Input material →
-------
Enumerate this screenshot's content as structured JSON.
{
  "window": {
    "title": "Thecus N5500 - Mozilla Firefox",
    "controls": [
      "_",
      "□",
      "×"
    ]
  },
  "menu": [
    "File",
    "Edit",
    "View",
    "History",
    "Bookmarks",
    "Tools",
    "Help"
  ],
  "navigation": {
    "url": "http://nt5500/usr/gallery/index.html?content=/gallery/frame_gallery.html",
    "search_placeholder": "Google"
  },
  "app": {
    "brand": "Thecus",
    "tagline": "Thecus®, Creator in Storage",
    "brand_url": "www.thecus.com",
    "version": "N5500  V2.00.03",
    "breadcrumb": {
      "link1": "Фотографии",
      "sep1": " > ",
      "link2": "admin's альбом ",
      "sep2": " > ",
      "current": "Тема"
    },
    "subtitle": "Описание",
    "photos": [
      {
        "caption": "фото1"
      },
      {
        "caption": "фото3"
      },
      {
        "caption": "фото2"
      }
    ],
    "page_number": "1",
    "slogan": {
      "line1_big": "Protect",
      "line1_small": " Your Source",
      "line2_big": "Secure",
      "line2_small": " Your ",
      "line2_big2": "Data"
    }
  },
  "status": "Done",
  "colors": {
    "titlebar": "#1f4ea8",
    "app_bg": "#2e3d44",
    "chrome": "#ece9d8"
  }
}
-------
Work to do → Search the data above for the string "content" and return every line that has it.

The answer →
Enumerate this screenshot's content as structured JSON.
    "url": "http://nt5500/usr/gallery/index.html?content=/gallery/frame_gallery.html",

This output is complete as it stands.